## ВОПРОСЫ ПО МАТЕРИАЛУ
A. Выпишите дословно часть отрывка о поездках на Донбасс, начиная со слов «Мои собеседники признаются, что» и продолжая до слов «на мирной земле.».
B. Продолжите, пожалуйста, отрывок о поездках на Донбасс, начав сразу после его последнего предложения.

:: ОТРЫВОК ДЛЯ ЧТЕНИЯ

Отец Петр говорит, что видел на линии фронта добровольца из Москвы, который был успешным предпринимателем, у него три заводика, трое детей. И он отправился в зону проведения спецоперации.
— У многих, кто привык жить в комфорте, думать только о себе, это вызывает удивление, зачем, мол, это надо делать? А земля русская не оскудела такими героями.
Батюшка служил молебны, исповедовал, причащал наших бойцов.
— Запрос поступил от самого комбата, который сказал, что им не хватает на передовой слова священника. У них есть своя домовая церковь. Они оборудовали в помещении молитвенную комнату. Мы привезли им икону Георгия Победоносца — покровителя воинов. В первую очередь ведь побеждает сила духа. Если ты ощущаешь внутреннюю правоту, это знак Божьего благословения за твой тяжелый воинский труд.
Бойцы из ЛНР, в свою очередь, подарили батюшке и сестрам милосердия, спасенные из разбитого храма священные сосуды, Евангелие, крест и иконы.
Мои собеседники признаются, что возвращаются с Донбасса всегда с тяжелым сердцем.
— Кто своими руками принимал наших раненых бойцов, кто омывал их кровавые раны, очищал от грязи их ноги и волосы, кормил их, соприкасался с их болью и страданиями — становится другим. Меняется сознание. И ты снова и снова стремишься попасть туда. Увидеть лица этих героев, помочь, чем можешь.
А страх, как говорит батюшка, накрывает уже на мирной земле.
— Помню, как мы возвращались домой под старый Новый год, ехали по ночному Ростову-на-Дону. Это была наша вторая поездка. И рядом начали взрывать петарды. Умом я понимал, что это не прилеты, не снаряды, не ракеты, но меня охватил страх. Такое вот остаточное явление после того, как ты пережил состояние опасности.
Ирина говорит, что не может при возвращении из зоны спецоперации смотреть телевизор, все эти шоу, конкурсы, где поют и танцуют.
— Сразу вспоминаю раненых ребят на реанимационных койках, — говорит Ирина. — Я считаю, что вся страна сейчас должна работать на победу. А у нас рестораны работают, мужики там устраивают драки. Недавно в один из них вызывали «скорую» для пострадавших. Они здесь прожигают жизни, когда другие воюют.

::::
:: ПРЕДСТАВЛЕННЫЕ ЗАПИСИ

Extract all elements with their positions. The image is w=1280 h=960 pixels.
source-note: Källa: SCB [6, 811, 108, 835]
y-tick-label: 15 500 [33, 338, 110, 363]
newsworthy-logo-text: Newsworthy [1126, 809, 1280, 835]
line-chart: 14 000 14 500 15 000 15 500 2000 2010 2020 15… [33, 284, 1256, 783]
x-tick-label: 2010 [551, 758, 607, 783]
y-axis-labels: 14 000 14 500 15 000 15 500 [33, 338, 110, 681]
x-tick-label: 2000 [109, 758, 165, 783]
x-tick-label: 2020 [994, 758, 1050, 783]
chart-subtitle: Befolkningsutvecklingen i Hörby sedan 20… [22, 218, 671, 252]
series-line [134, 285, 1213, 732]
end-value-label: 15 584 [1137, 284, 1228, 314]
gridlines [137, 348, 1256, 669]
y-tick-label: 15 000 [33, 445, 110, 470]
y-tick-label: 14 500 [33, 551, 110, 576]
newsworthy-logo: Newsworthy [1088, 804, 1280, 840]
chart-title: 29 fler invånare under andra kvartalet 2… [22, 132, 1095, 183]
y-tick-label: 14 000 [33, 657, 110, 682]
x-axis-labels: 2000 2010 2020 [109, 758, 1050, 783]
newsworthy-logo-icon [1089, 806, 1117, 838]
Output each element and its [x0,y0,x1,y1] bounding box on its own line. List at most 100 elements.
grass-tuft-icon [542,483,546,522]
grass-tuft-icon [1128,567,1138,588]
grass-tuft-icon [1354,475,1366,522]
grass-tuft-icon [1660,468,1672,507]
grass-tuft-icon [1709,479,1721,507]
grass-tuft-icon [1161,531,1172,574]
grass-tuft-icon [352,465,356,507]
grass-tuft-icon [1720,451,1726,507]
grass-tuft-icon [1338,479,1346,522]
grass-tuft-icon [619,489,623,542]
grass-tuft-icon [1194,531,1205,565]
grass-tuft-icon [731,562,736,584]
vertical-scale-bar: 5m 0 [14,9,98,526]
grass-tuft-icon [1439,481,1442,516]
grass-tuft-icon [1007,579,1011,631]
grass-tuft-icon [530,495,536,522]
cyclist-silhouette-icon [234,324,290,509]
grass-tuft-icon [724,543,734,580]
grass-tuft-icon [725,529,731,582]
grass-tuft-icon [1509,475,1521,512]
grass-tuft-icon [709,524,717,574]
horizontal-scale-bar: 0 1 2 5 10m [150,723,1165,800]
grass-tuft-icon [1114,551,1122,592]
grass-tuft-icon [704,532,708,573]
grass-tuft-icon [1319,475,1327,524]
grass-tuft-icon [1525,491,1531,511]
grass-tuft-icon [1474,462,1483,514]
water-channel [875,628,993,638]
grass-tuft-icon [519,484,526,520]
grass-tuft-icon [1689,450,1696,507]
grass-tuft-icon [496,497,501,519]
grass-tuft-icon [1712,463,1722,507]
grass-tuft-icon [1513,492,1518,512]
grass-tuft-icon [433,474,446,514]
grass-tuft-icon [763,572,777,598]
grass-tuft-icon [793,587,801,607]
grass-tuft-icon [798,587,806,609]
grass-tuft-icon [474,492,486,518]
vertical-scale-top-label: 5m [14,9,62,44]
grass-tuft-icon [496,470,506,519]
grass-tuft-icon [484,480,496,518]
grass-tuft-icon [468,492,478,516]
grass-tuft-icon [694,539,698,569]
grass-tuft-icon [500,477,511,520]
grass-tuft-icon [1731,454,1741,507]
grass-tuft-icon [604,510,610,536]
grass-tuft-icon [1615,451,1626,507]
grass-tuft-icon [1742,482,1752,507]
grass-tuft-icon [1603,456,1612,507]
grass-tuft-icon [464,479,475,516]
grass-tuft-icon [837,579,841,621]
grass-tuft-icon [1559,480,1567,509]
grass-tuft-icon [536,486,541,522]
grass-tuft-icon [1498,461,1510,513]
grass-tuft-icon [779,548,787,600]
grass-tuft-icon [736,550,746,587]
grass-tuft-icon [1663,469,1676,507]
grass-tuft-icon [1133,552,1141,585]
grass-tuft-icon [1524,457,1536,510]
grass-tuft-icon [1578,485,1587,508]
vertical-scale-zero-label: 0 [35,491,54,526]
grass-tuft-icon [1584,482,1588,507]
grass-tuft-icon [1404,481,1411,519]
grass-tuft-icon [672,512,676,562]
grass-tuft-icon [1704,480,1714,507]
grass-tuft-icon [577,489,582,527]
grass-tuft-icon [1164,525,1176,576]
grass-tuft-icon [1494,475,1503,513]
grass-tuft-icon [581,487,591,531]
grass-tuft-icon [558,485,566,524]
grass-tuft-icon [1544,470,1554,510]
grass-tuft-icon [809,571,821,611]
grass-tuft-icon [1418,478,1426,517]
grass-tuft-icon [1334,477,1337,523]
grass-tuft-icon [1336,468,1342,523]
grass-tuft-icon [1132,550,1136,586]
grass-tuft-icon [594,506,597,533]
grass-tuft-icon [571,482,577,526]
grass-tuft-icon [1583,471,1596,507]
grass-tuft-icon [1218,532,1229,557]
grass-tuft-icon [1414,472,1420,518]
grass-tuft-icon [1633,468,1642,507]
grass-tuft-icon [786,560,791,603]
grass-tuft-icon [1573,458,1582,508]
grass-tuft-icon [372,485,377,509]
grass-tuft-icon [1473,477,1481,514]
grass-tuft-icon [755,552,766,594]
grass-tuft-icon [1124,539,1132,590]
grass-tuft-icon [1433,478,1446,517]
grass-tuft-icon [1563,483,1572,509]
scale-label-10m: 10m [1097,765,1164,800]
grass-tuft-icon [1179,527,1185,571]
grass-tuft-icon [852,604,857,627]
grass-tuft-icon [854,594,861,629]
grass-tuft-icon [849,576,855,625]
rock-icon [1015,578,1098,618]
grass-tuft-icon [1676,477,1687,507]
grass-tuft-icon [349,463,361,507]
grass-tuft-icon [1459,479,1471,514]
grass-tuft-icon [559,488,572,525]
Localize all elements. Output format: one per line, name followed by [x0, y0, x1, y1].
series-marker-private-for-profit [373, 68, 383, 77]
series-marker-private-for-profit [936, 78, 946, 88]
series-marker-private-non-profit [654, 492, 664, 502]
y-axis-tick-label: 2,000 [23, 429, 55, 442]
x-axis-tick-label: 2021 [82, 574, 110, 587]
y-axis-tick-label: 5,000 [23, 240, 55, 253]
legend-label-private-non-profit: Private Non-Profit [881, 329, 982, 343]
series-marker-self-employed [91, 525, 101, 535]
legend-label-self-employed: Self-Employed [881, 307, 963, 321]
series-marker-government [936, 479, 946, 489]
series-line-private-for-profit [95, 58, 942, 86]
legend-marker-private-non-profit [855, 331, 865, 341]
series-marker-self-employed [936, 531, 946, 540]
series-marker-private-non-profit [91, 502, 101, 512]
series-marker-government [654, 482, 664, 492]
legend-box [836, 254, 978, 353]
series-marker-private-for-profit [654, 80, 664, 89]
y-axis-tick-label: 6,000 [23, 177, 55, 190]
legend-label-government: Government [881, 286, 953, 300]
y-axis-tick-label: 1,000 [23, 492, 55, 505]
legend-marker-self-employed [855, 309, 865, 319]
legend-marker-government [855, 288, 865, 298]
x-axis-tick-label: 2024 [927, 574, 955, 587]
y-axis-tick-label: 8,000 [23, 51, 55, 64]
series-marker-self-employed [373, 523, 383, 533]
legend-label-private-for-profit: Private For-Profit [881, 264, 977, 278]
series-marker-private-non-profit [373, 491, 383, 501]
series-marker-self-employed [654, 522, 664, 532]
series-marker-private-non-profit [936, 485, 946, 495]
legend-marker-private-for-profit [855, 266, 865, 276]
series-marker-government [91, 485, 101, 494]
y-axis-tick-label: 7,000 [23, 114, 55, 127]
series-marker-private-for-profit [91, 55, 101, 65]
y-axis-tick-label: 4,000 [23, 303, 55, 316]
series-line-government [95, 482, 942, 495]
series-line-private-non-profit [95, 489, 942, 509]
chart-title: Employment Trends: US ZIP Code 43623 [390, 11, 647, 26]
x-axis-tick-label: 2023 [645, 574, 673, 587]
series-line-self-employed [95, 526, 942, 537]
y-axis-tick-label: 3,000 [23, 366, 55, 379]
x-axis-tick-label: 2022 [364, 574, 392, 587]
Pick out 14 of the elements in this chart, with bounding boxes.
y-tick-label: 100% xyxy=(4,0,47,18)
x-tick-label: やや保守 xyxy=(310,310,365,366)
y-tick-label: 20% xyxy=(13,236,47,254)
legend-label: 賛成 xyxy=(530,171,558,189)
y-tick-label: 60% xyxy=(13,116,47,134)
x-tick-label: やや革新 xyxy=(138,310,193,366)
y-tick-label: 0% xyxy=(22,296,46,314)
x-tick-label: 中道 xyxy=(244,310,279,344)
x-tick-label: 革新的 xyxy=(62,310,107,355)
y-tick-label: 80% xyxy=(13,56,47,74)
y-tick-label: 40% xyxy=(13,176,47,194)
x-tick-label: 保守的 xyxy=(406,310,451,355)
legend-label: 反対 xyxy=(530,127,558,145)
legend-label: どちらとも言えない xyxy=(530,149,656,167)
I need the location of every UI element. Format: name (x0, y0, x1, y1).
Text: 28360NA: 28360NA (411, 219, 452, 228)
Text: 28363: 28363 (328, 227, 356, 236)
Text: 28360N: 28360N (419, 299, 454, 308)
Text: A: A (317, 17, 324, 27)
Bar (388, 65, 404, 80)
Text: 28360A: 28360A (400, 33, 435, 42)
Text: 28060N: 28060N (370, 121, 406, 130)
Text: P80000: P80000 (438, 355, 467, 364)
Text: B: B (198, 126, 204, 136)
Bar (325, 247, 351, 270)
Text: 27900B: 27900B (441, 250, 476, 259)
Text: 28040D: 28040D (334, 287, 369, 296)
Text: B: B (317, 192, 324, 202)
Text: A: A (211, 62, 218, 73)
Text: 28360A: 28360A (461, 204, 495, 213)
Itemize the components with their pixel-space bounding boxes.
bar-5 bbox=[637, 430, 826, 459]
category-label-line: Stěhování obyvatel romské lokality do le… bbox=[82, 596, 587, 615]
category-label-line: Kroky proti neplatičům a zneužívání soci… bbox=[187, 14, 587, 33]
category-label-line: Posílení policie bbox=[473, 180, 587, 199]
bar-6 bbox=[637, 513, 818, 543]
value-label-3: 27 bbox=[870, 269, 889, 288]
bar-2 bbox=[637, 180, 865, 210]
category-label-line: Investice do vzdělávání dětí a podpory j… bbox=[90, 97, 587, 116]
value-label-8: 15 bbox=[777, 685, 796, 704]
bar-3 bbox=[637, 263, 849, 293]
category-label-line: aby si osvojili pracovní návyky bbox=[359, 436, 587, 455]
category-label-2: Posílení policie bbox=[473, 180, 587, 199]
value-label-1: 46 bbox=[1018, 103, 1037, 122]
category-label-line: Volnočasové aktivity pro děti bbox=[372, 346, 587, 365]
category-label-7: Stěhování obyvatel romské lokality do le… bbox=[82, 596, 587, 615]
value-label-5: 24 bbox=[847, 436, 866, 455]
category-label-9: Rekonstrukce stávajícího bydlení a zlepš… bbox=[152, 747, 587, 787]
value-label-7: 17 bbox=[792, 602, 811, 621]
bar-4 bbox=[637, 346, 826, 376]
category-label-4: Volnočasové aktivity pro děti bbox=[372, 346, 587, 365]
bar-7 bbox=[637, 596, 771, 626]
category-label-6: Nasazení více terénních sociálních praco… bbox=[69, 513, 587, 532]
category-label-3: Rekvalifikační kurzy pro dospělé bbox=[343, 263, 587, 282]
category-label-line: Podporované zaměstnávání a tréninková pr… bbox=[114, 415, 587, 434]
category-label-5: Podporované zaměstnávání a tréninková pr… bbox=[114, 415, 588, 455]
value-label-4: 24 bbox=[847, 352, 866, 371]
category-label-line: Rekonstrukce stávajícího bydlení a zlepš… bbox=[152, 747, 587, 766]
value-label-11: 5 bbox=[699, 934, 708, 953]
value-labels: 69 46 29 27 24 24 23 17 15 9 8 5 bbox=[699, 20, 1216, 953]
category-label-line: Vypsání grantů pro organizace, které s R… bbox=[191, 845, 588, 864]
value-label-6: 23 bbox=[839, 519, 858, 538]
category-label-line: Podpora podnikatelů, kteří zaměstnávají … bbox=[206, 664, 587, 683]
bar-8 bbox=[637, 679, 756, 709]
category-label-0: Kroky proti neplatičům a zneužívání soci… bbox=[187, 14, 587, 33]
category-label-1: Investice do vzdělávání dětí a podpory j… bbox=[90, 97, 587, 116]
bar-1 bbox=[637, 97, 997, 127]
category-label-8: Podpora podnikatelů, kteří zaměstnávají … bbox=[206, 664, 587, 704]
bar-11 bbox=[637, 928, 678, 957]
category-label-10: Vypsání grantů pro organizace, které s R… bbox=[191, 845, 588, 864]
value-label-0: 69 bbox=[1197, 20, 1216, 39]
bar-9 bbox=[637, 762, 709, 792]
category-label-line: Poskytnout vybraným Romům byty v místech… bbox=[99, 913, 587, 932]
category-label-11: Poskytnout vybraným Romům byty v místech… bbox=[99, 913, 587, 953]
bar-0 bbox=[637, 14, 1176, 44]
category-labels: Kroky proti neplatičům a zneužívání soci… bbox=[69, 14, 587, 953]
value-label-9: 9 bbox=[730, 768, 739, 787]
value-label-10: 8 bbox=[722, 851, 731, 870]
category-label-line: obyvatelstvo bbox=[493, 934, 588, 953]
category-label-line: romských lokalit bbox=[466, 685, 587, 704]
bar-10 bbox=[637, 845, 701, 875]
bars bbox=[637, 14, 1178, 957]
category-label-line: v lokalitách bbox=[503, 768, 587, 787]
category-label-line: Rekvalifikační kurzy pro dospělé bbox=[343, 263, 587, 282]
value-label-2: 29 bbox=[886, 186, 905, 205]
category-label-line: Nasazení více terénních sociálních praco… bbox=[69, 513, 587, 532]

::::

## ОТВЕТЫ ПО ЗАДАНИЯМ
A.
Мои собеседники признаются, что возвращаются с Донбасса всегда с тяжелым сердцем.
— Кто своими руками принимал наших раненых бойцов, кто омывал их кровавые раны, очищал от грязи их ноги и волосы, кормил их, соприкасался с их болью и страданиями — становится другим. Меняется сознание. И ты снова и снова стремишься попасть туда. Увидеть лица этих героев, помочь, чем можешь.
А страх, как говорит батюшка, накрывает уже на мирной земле.

B.
Мы всем миром собирали деньги на антидроновое ружье, которое может спасти немало жизней. На передовой очень нужны квадрокоптеры. Бойцы рассказывали, что у них «птичка» — одна, а натовских — восемь. Бабульки со своих пенсий отдают по 200–300 рублей. А мы не можем достучаться до людей. У нас в храме идет служба, а напротив, в театре, играет музыка на весь бульвар. Все заставлено машинами, люди отдыхают. Тяжело все это воспринимать, когда хоть раз посмотришь в глаза тяжелораненому бойцу.
Батюшка говорит, что сейчас храмы должны быть полными, люди должны молиться, в Кинешме в центре города 6 храмов, каждый из которых вмещает по 400–500 человек, а на службе стоят человек 50.
С Донбасса отец Петр привозит осколки разных размеров.
— Это тяжеленные, обгоревшие осколки от HIMARS, от гаубиц калибра 155 миллиметров, от снарядов украинских танков. Те, что прилетели к ним, но не долетели до нас. Приношу их и кладу на стол нашей администрации, директорам предприятий, предпринимателям, говорю: «Привет из Донбасса». Это очень действует.
Сейчас батюшка и сестры милосердия готовятся к своей пятой поездке на Донбасс. Их ждут в Лисичанске.
— В нашей команде будут участники из разных областей: Москвы, Калуги, Рязани, Костромы, Кирова. Поедет с нами также семейная пара из Пскова. Нам звонят со всей России, хотят приехать даже из Норильска. Для нас важно было стать триггером, спусковым крючком. Чтобы о нашей идее с сестричеством узнали, заметили. Чтобы люди в своих городах последовали нашему примеру. И это сработало.